Selected excerpt.
==============================

But you don’t want potatoes that fall apart, lose their shape, and soak up a lot of moisture in a potato salad. So pick a low-starch variety like the Red Bliss or California white. Regardless of the kind of salad you’re making, they’ll absorb less of the dressing and the salad won’t turn into a glob that looks more like mashed potatoes.
Gold potato varieties like Yukon Gold, considered to be medium-starch, are a compromise. High enough in starch to make decent mashed potatoes, they’ll also work for salads. The little ones called “creamers” are especially nice. While they became popular for their rich taste, there are also those who say their yellow flesh makes them look buttery, so less butter and milk or cream are needed to make them seem rich. Me, I prefer true baking potatoes for mashies, and appreciate the way they soak up the goodies.

==============================

Stored rows.
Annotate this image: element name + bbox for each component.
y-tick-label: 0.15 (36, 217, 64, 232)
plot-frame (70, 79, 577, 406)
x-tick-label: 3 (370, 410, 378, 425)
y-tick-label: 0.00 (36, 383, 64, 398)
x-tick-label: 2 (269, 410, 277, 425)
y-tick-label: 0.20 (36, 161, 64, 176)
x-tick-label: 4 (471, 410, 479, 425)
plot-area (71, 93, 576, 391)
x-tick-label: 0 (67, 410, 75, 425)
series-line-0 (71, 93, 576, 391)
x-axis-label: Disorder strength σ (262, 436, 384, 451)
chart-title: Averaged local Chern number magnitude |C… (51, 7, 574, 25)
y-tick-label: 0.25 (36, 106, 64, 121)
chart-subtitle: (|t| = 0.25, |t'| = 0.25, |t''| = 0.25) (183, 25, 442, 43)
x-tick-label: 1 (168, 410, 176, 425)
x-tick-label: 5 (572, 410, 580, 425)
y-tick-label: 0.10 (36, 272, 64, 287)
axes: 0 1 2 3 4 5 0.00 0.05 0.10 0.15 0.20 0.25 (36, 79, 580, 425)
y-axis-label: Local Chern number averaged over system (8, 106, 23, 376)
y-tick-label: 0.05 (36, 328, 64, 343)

==============================

Task objective. Copy the potato text from "But you don’t" up to and including "up the goodies.", changing "compromise" to "middle ground".

Worked answer.
But you don’t want potatoes that fall apart, lose their shape, and soak up a lot of moisture in a potato salad. So pick a low-starch variety like the Red Bliss or California white. Regardless of the kind of salad you’re making, they’ll absorb less of the dressing and the salad won’t turn into a glob that looks more like mashed potatoes.
Gold potato varieties like Yukon Gold, considered to be medium-starch, are a middle ground. High enough in starch to make decent mashed potatoes, they’ll also work for salads. The little ones called “creamers” are especially nice. While they became popular for their rich taste, there are also those who say their yellow flesh makes them look buttery, so less butter and milk or cream are needed to make them seem rich. Me, I prefer true baking potatoes for mashies, and appreciate the way they soak up the goodies.